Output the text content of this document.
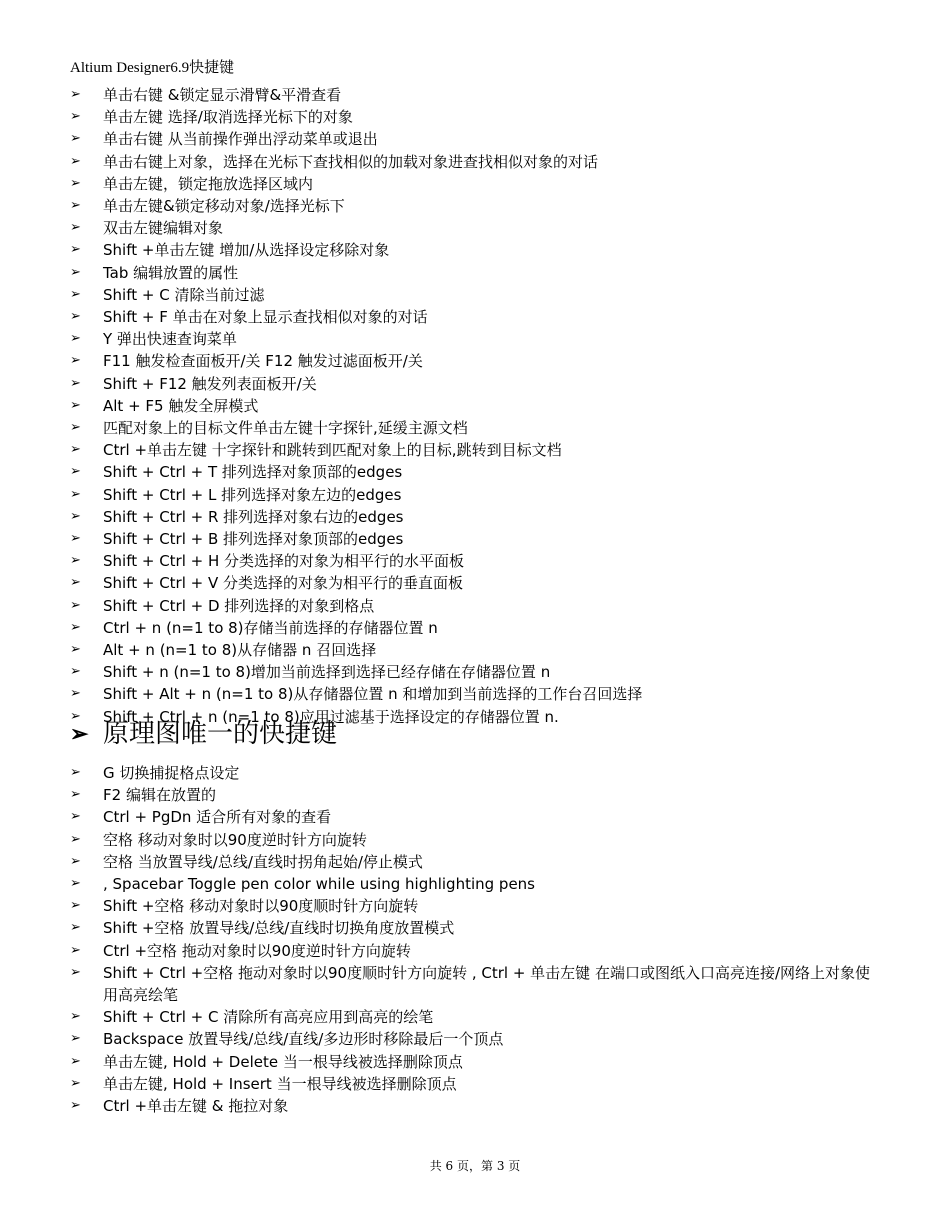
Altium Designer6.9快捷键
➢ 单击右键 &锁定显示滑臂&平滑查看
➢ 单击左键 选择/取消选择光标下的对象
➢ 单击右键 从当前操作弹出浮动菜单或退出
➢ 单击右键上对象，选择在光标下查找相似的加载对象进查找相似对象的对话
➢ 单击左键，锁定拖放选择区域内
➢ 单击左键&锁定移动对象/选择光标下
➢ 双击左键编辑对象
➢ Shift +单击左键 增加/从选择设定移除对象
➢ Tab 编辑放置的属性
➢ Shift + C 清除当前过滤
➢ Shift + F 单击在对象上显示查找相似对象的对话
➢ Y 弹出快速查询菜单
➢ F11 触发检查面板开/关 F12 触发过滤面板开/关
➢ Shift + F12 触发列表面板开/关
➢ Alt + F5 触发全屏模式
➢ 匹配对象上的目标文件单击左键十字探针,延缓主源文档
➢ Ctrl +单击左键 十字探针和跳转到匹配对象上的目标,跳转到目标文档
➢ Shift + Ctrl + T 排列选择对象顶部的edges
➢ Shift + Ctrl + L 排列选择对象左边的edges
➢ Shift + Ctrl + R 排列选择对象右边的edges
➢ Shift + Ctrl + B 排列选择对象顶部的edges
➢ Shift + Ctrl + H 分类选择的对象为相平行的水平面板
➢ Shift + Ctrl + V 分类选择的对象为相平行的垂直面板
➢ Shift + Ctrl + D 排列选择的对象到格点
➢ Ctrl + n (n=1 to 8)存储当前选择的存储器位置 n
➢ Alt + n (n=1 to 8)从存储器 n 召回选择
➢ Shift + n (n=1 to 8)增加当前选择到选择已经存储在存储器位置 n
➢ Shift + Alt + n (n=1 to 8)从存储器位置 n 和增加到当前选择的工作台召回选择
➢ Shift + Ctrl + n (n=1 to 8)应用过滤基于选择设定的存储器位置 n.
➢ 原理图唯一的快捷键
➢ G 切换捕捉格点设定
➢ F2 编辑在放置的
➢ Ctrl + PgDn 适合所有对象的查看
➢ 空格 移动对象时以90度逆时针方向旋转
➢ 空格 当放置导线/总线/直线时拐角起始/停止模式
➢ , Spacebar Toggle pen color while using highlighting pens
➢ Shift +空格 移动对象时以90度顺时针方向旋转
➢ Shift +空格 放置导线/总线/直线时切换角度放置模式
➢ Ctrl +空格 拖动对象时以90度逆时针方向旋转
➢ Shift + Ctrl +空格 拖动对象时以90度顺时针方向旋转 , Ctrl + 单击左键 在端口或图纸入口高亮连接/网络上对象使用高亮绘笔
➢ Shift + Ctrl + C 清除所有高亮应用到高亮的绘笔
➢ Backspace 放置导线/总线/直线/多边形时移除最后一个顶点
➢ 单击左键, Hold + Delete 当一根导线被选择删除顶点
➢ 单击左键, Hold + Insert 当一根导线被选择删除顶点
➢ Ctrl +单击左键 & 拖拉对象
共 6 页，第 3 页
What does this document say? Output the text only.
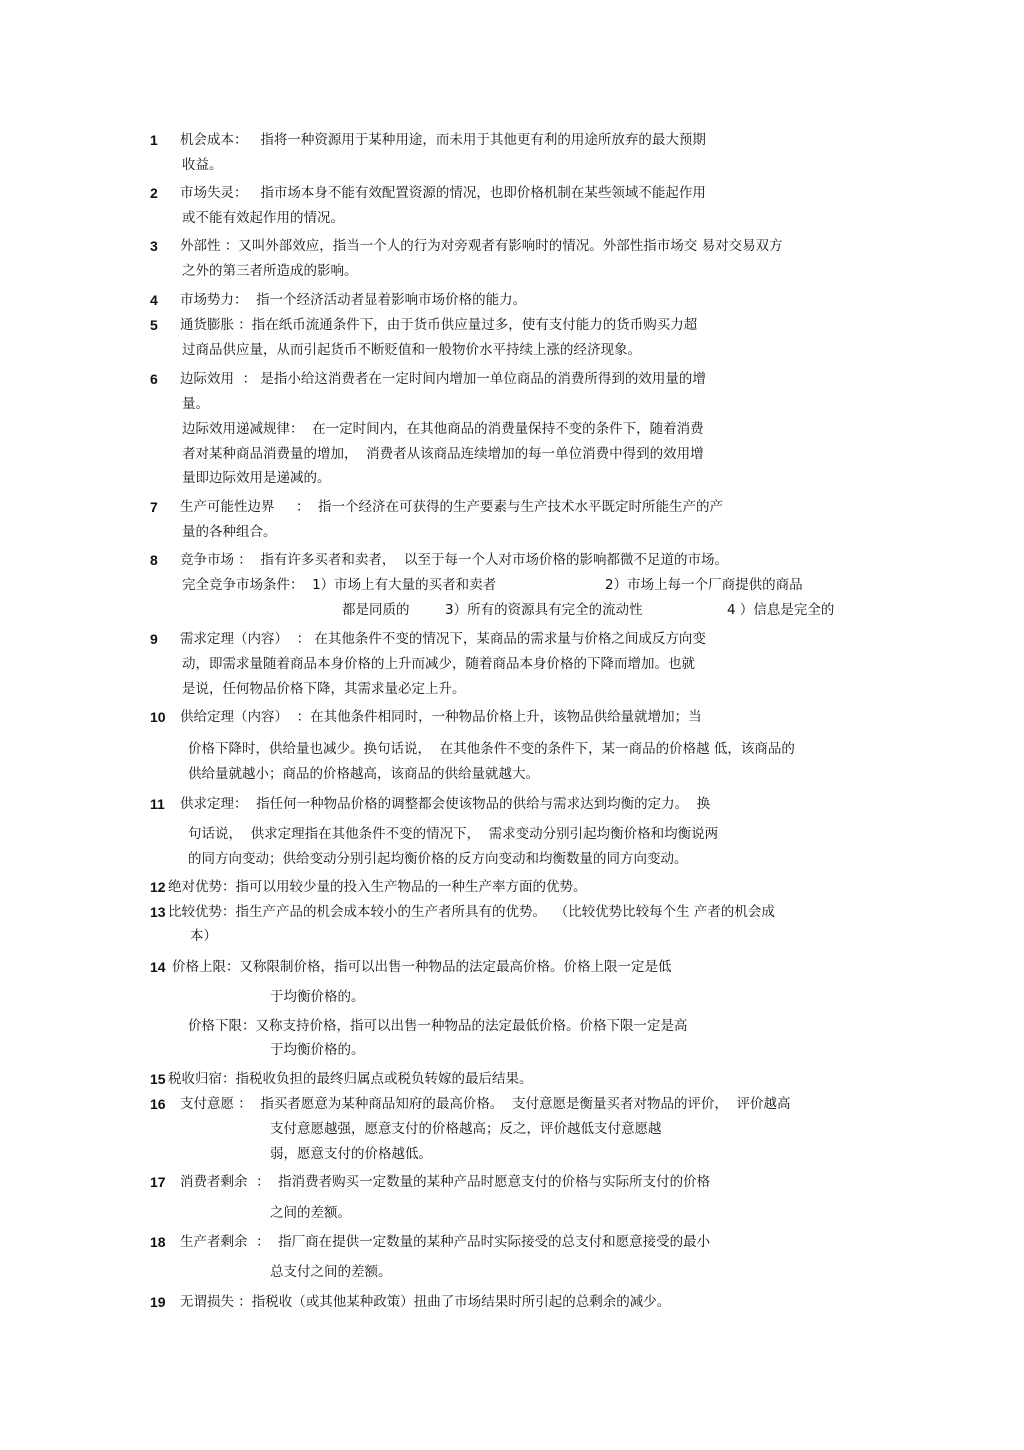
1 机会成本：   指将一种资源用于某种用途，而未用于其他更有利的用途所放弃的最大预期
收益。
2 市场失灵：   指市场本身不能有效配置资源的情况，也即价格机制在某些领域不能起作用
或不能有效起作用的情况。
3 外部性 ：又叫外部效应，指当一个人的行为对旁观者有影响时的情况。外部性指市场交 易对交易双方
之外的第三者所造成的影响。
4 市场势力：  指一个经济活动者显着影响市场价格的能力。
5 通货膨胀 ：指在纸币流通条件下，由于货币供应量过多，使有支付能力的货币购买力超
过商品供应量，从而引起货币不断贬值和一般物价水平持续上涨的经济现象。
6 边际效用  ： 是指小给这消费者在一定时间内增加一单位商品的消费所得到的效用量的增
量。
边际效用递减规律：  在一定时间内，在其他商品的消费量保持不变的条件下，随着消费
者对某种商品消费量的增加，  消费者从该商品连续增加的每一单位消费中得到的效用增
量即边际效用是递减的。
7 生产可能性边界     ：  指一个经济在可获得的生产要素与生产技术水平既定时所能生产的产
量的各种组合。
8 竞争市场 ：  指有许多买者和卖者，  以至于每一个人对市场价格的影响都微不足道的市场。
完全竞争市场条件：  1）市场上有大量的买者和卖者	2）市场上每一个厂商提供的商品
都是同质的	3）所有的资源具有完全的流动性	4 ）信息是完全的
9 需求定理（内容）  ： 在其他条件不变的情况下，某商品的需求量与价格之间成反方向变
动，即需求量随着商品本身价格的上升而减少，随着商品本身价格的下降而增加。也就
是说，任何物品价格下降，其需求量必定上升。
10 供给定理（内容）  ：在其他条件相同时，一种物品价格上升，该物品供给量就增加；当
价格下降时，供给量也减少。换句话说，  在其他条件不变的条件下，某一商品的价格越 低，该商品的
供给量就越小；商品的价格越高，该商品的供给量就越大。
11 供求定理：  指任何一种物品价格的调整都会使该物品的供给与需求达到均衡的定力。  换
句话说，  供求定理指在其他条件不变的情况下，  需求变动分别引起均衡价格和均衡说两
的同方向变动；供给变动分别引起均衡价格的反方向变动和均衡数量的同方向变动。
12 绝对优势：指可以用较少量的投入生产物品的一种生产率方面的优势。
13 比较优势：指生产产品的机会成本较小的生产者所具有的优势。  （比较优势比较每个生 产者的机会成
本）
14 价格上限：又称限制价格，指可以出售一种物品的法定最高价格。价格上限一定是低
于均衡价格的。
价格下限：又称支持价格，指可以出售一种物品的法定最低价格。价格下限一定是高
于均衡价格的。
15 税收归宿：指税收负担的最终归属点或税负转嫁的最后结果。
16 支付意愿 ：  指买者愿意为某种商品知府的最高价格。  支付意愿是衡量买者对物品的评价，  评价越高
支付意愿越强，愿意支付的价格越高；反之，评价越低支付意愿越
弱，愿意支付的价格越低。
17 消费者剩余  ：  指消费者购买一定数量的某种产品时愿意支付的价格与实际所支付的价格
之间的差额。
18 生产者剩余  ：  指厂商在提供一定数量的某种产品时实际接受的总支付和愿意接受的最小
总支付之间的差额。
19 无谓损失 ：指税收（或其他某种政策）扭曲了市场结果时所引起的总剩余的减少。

══════════

WHAT TO DO: Only the number is wanted: how many lines of the material contain the word "Hold"?

OUTPUT FOR THIS TASK: 2